What the task requires - A verbatim copy of the records is required, with all pictures left out.
○ ○ ○ ○ ○ ○ ○
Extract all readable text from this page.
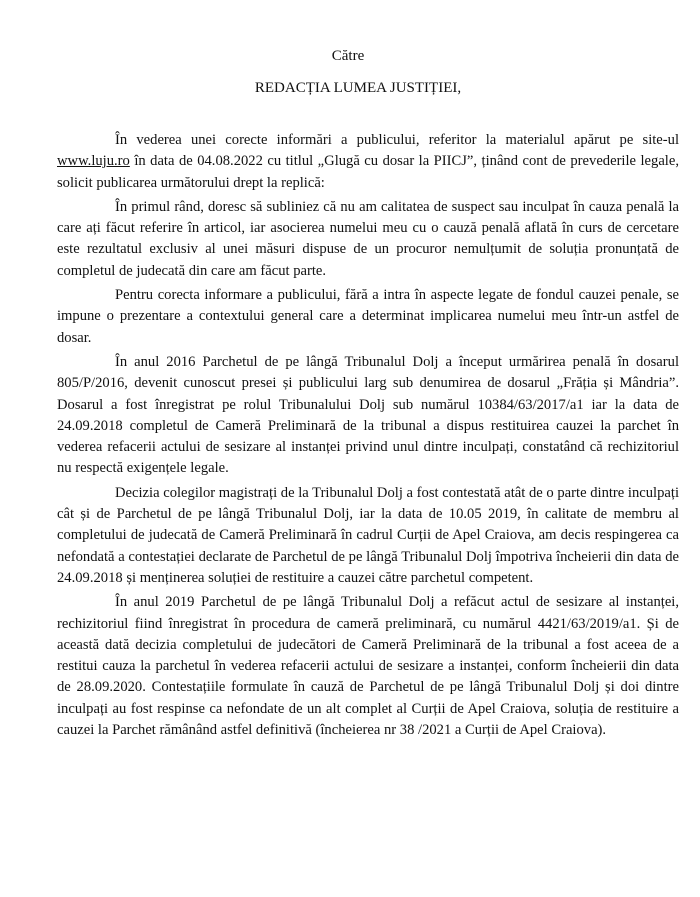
Către
REDACȚIA LUMEA JUSTIȚIEI,

În vederea unei corecte informări a publicului, referitor la materialul apărut pe site-ul www.luju.ro în data de 04.08.2022 cu titlul „Glugă cu dosar la PIICJ”, ținând cont de prevederile legale, solicit publicarea următorului drept la replică:

În primul rând, doresc să subliniez că nu am calitatea de suspect sau inculpat în cauza penală la care ați făcut referire în articol, iar asocierea numelui meu cu o cauză penală aflată în curs de cercetare este rezultatul exclusiv al unei măsuri dispuse de un procuror nemulțumit de soluția pronunțată de completul de judecată din care am făcut parte.

Pentru corecta informare a publicului, fără a intra în aspecte legate de fondul cauzei penale, se impune o prezentare a contextului general care a determinat implicarea numelui meu într-un astfel de dosar.

În anul 2016 Parchetul de pe lângă Tribunalul Dolj a început urmărirea penală în dosarul 805/P/2016, devenit cunoscut presei și publicului larg sub denumirea de dosarul „Frăția și Mândria”. Dosarul a fost înregistrat pe rolul Tribunalului Dolj sub numărul 10384/63/2017/a1 iar la data de 24.09.2018 completul de Cameră Preliminară de la tribunal a dispus restituirea cauzei la parchet în vederea refacerii actului de sesizare al instanței privind unul dintre inculpați, constatând că rechizitoriul nu respectă exigențele legale.

Decizia colegilor magistrați de la Tribunalul Dolj a fost contestată atât de o parte dintre inculpați cât și de Parchetul de pe lângă Tribunalul Dolj, iar la data de 10.05 2019, în calitate de membru al completului de judecată de Cameră Preliminară în cadrul Curții de Apel Craiova, am decis respingerea ca nefondată a contestației declarate de Parchetul de pe lângă Tribunalul Dolj împotriva încheierii din data de 24.09.2018 și menținerea soluției de restituire a cauzei către parchetul competent.

În anul 2019 Parchetul de pe lângă Tribunalul Dolj a refăcut actul de sesizare al instanței, rechizitoriul fiind înregistrat în procedura de cameră preliminară, cu numărul 4421/63/2019/a1. Și de această dată decizia completului de judecători de Cameră Preliminară de la tribunal a fost aceea de a restitui cauza la parchetul în vederea refacerii actului de sesizare a instanței, conform încheierii din data de 28.09.2020. Contestațiile formulate în cauză de Parchetul de pe lângă Tribunalul Dolj și doi dintre inculpați au fost respinse ca nefondate de un alt complet al Curții de Apel Craiova, soluția de restituire a cauzei la Parchet rămânând astfel definitivă (încheierea nr 38 /2021 a Curții de Apel Craiova).
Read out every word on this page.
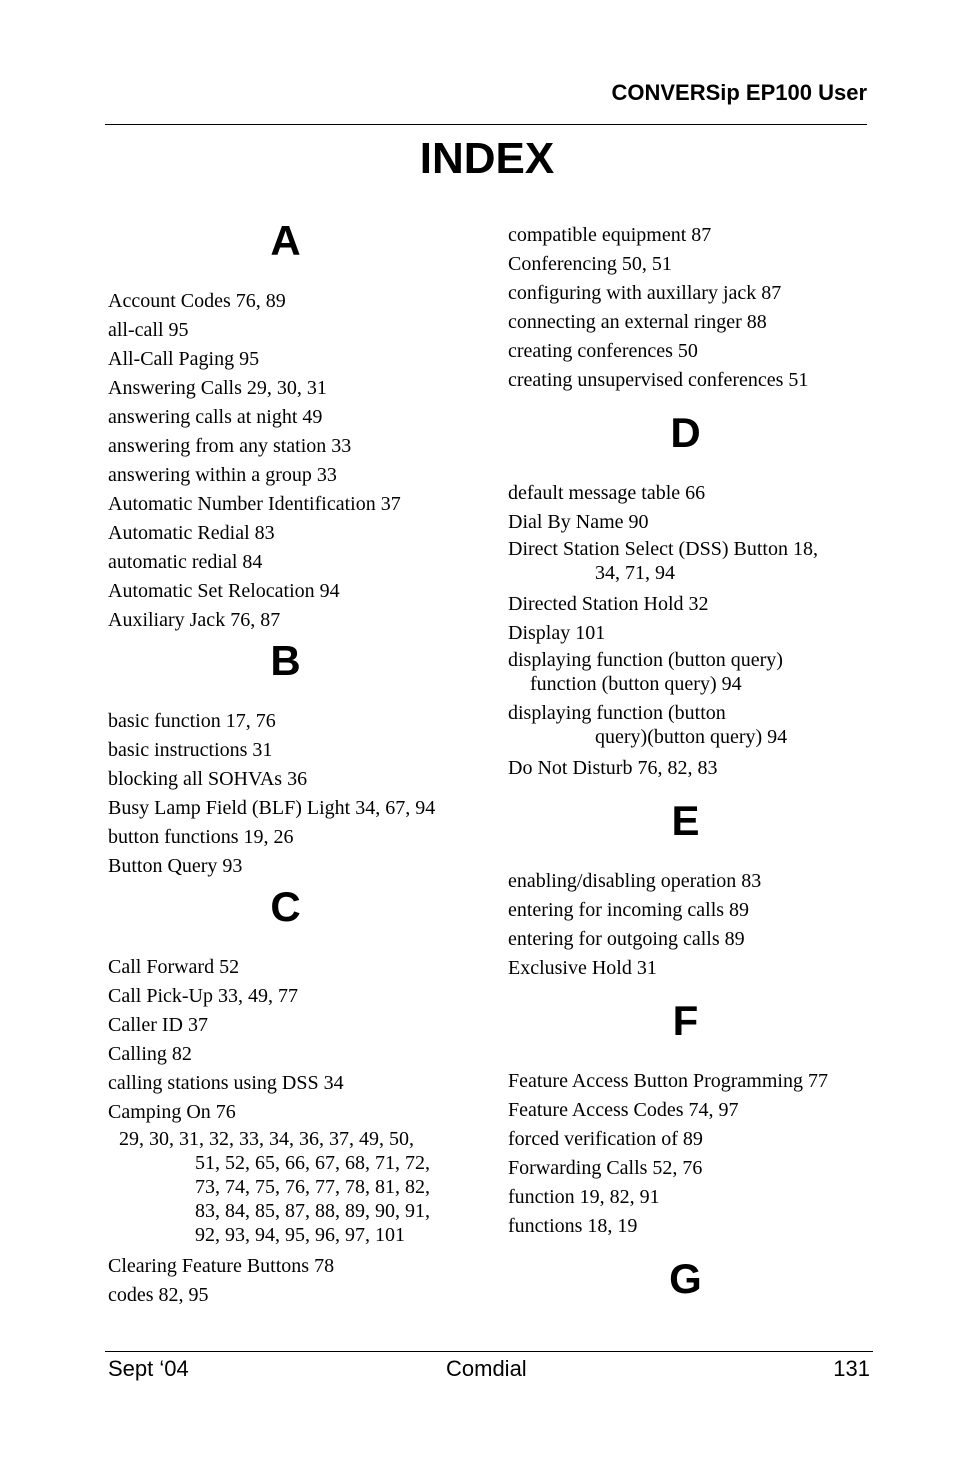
CONVERSip EP100 User
INDEX
A
Account Codes 76, 89
all-call 95
All-Call Paging 95
Answering Calls 29, 30, 31
answering calls at night 49
answering from any station 33
answering within a group 33
Automatic Number Identification 37
Automatic Redial 83
automatic redial 84
Automatic Set Relocation 94
Auxiliary Jack 76, 87
B
basic function 17, 76
basic instructions 31
blocking all SOHVAs 36
Busy Lamp Field (BLF) Light 34, 67, 94
button functions 19, 26
Button Query 93
C
Call Forward 52
Call Pick-Up 33, 49, 77
Caller ID 37
Calling 82
calling stations using DSS 34
Camping On 76
29, 30, 31, 32, 33, 34, 36, 37, 49, 50,
51, 52, 65, 66, 67, 68, 71, 72,
73, 74, 75, 76, 77, 78, 81, 82,
83, 84, 85, 87, 88, 89, 90, 91,
92, 93, 94, 95, 96, 97, 101
Clearing Feature Buttons 78
codes 82, 95
compatible equipment 87
Conferencing 50, 51
configuring with auxillary jack 87
connecting an external ringer 88
creating conferences 50
creating unsupervised conferences 51
D
default message table 66
Dial By Name 90
Direct Station Select (DSS) Button 18,
34, 71, 94
Directed Station Hold 32
Display 101
displaying function (button query)
function (button query) 94
displaying function (button
query)(button query) 94
Do Not Disturb 76, 82, 83
E
enabling/disabling operation 83
entering for incoming calls 89
entering for outgoing calls 89
Exclusive Hold 31
F
Feature Access Button Programming 77
Feature Access Codes 74, 97
forced verification of 89
Forwarding Calls 52, 76
function 19, 82, 91
functions 18, 19
G
Sept ‘04	Comdial	131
○ ○ ○ ○ ○ ○ ○
Worked solution -
Extract all readable text from this page.
Către
REDACȚIA LUMEA JUSTIȚIEI,

În vederea unei corecte informări a publicului, referitor la materialul apărut pe site-ul www.luju.ro în data de 04.08.2022 cu titlul „Glugă cu dosar la PIICJ”, ținând cont de prevederile legale, solicit publicarea următorului drept la replică:

În primul rând, doresc să subliniez că nu am calitatea de suspect sau inculpat în cauza penală la care ați făcut referire în articol, iar asocierea numelui meu cu o cauză penală aflată în curs de cercetare este rezultatul exclusiv al unei măsuri dispuse de un procuror nemulțumit de soluția pronunțată de completul de judecată din care am făcut parte.

Pentru corecta informare a publicului, fără a intra în aspecte legate de fondul cauzei penale, se impune o prezentare a contextului general care a determinat implicarea numelui meu într-un astfel de dosar.

În anul 2016 Parchetul de pe lângă Tribunalul Dolj a început urmărirea penală în dosarul 805/P/2016, devenit cunoscut presei și publicului larg sub denumirea de dosarul „Frăția și Mândria”. Dosarul a fost înregistrat pe rolul Tribunalului Dolj sub numărul 10384/63/2017/a1 iar la data de 24.09.2018 completul de Cameră Preliminară de la tribunal a dispus restituirea cauzei la parchet în vederea refacerii actului de sesizare al instanței privind unul dintre inculpați, constatând că rechizitoriul nu respectă exigențele legale.

Decizia colegilor magistrați de la Tribunalul Dolj a fost contestată atât de o parte dintre inculpați cât și de Parchetul de pe lângă Tribunalul Dolj, iar la data de 10.05 2019, în calitate de membru al completului de judecată de Cameră Preliminară în cadrul Curții de Apel Craiova, am decis respingerea ca nefondată a contestației declarate de Parchetul de pe lângă Tribunalul Dolj împotriva încheierii din data de 24.09.2018 și menținerea soluției de restituire a cauzei către parchetul competent.

În anul 2019 Parchetul de pe lângă Tribunalul Dolj a refăcut actul de sesizare al instanței, rechizitoriul fiind înregistrat în procedura de cameră preliminară, cu numărul 4421/63/2019/a1. Și de această dată decizia completului de judecători de Cameră Preliminară de la tribunal a fost aceea de a restitui cauza la parchetul în vederea refacerii actului de sesizare a instanței, conform încheierii din data de 28.09.2020. Contestațiile formulate în cauză de Parchetul de pe lângă Tribunalul Dolj și doi dintre inculpați au fost respinse ca nefondate de un alt complet al Curții de Apel Craiova, soluția de restituire a cauzei la Parchet rămânând astfel definitivă (încheierea nr 38 /2021 a Curții de Apel Craiova).
Read out every word on this page.
CONVERSip EP100 User
INDEX
A
Account Codes 76, 89
all-call 95
All-Call Paging 95
Answering Calls 29, 30, 31
answering calls at night 49
answering from any station 33
answering within a group 33
Automatic Number Identification 37
Automatic Redial 83
automatic redial 84
Automatic Set Relocation 94
Auxiliary Jack 76, 87
B
basic function 17, 76
basic instructions 31
blocking all SOHVAs 36
Busy Lamp Field (BLF) Light 34, 67, 94
button functions 19, 26
Button Query 93
C
Call Forward 52
Call Pick-Up 33, 49, 77
Caller ID 37
Calling 82
calling stations using DSS 34
Camping On 76
29, 30, 31, 32, 33, 34, 36, 37, 49, 50,
51, 52, 65, 66, 67, 68, 71, 72,
73, 74, 75, 76, 77, 78, 81, 82,
83, 84, 85, 87, 88, 89, 90, 91,
92, 93, 94, 95, 96, 97, 101
Clearing Feature Buttons 78
codes 82, 95
compatible equipment 87
Conferencing 50, 51
configuring with auxillary jack 87
connecting an external ringer 88
creating conferences 50
creating unsupervised conferences 51
D
default message table 66
Dial By Name 90
Direct Station Select (DSS) Button 18,
34, 71, 94
Directed Station Hold 32
Display 101
displaying function (button query)
function (button query) 94
displaying function (button
query)(button query) 94
Do Not Disturb 76, 82, 83
E
enabling/disabling operation 83
entering for incoming calls 89
entering for outgoing calls 89
Exclusive Hold 31
F
Feature Access Button Programming 77
Feature Access Codes 74, 97
forced verification of 89
Forwarding Calls 52, 76
function 19, 82, 91
functions 18, 19
G
Sept ‘04	Comdial	131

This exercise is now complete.